Stored data:
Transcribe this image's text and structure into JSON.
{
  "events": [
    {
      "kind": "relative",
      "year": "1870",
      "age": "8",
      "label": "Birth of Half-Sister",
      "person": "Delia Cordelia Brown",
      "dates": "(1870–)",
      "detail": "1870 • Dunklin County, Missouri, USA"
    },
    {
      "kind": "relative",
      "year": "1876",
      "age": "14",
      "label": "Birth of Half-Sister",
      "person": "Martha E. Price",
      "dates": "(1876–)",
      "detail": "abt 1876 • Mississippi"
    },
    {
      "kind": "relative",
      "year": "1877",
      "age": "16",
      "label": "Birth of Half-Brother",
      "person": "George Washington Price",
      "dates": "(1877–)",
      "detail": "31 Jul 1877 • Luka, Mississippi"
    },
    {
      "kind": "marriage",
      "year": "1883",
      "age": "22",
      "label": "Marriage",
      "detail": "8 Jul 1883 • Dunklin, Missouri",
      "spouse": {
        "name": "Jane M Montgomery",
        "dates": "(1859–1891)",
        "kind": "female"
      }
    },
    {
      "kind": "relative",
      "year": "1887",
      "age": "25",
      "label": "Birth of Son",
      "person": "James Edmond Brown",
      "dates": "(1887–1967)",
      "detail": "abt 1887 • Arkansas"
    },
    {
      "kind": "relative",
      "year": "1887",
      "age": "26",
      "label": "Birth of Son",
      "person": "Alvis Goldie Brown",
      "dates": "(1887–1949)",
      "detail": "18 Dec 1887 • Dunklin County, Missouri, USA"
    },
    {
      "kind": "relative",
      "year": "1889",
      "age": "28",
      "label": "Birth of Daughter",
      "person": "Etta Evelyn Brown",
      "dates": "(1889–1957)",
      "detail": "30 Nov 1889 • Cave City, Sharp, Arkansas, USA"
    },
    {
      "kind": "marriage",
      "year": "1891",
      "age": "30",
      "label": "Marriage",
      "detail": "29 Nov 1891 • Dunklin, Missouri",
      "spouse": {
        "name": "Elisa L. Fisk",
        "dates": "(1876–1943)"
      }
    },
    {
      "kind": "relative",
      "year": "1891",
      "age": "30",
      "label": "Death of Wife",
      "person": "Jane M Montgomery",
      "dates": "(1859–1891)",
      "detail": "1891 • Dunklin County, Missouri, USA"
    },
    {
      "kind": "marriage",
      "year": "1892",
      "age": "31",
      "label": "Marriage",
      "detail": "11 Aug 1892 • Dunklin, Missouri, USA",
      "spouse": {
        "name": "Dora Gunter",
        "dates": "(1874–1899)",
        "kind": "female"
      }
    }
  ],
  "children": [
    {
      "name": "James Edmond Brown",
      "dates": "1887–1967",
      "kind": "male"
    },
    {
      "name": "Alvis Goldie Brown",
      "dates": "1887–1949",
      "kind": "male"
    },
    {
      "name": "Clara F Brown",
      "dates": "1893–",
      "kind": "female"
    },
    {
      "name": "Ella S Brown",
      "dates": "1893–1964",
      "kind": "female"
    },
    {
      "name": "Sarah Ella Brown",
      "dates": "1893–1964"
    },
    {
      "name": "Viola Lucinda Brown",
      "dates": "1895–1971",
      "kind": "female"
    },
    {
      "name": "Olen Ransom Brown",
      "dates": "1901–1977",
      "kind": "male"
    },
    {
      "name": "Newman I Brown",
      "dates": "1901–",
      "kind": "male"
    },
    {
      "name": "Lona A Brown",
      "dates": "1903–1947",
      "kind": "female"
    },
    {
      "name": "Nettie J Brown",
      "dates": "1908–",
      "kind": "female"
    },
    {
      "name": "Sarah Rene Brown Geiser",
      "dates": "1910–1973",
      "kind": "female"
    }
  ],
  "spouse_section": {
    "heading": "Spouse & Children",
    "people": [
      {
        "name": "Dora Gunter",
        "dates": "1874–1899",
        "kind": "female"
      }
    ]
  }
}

# Given problem
Word for word, extract all the records.

# Task output
Transcribe this image's text and structure into JSON.
{
  "events": [
    {
      "kind": "relative",
      "year": "1870",
      "age": "8",
      "label": "Birth of Half-Sister",
      "person": "Delia Cordelia Brown",
      "dates": "(1870–)",
      "detail": "1870 • Dunklin County, Missouri, USA"
    },
    {
      "kind": "relative",
      "year": "1876",
      "age": "14",
      "label": "Birth of Half-Sister",
      "person": "Martha E. Price",
      "dates": "(1876–)",
      "detail": "abt 1876 • Mississippi"
    },
    {
      "kind": "relative",
      "year": "1877",
      "age": "16",
      "label": "Birth of Half-Brother",
      "person": "George Washington Price",
      "dates": "(1877–)",
      "detail": "31 Jul 1877 • Luka, Mississippi"
    },
    {
      "kind": "marriage",
      "year": "1883",
      "age": "22",
      "label": "Marriage",
      "detail": "8 Jul 1883 • Dunklin, Missouri",
      "spouse": {
        "name": "Jane M Montgomery",
        "dates": "(1859–1891)",
        "kind": "female"
      }
    },
    {
      "kind": "relative",
      "year": "1887",
      "age": "25",
      "label": "Birth of Son",
      "person": "James Edmond Brown",
      "dates": "(1887–1967)",
      "detail": "abt 1887 • Arkansas"
    },
    {
      "kind": "relative",
      "year": "1887",
      "age": "26",
      "label": "Birth of Son",
      "person": "Alvis Goldie Brown",
      "dates": "(1887–1949)",
      "detail": "18 Dec 1887 • Dunklin County, Missouri, USA"
    },
    {
      "kind": "relative",
      "year": "1889",
      "age": "28",
      "label": "Birth of Daughter",
      "person": "Etta Evelyn Brown",
      "dates": "(1889–1957)",
      "detail": "30 Nov 1889 • Cave City, Sharp, Arkansas, USA"
    },
    {
      "kind": "marriage",
      "year": "1891",
      "age": "30",
      "label": "Marriage",
      "detail": "29 Nov 1891 • Dunklin, Missouri",
      "spouse": {
        "name": "Elisa L. Fisk",
        "dates": "(1876–1943)"
      }
    },
    {
      "kind": "relative",
      "year": "1891",
      "age": "30",
      "label": "Death of Wife",
      "person": "Jane M Montgomery",
      "dates": "(1859–1891)",
      "detail": "1891 • Dunklin County, Missouri, USA"
    },
    {
      "kind": "marriage",
      "year": "1892",
      "age": "31",
      "label": "Marriage",
      "detail": "11 Aug 1892 • Dunklin, Missouri, USA",
      "spouse": {
        "name": "Dora Gunter",
        "dates": "(1874–1899)",
        "kind": "female"
      }
    }
  ],
  "children": [
    {
      "name": "James Edmond Brown",
      "dates": "1887–1967",
      "kind": "male"
    },
    {
      "name": "Alvis Goldie Brown",
      "dates": "1887–1949",
      "kind": "male"
    },
    {
      "name": "Clara F Brown",
      "dates": "1893–",
      "kind": "female"
    },
    {
      "name": "Ella S Brown",
      "dates": "1893–1964",
      "kind": "female"
    },
    {
      "name": "Sarah Ella Brown",
      "dates": "1893–1964"
    },
    {
      "name": "Viola Lucinda Brown",
      "dates": "1895–1971",
      "kind": "female"
    },
    {
      "name": "Olen Ransom Brown",
      "dates": "1901–1977",
      "kind": "male"
    },
    {
      "name": "Newman I Brown",
      "dates": "1901–",
      "kind": "male"
    },
    {
      "name": "Lona A Brown",
      "dates": "1903–1947",
      "kind": "female"
    },
    {
      "name": "Nettie J Brown",
      "dates": "1908–",
      "kind": "female"
    },
    {
      "name": "Sarah Rene Brown Geiser",
      "dates": "1910–1973",
      "kind": "female"
    }
  ],
  "spouse_section": {
    "heading": "Spouse & Children",
    "people": [
      {
        "name": "Dora Gunter",
        "dates": "1874–1899",
        "kind": "female"
      }
    ]
  }
}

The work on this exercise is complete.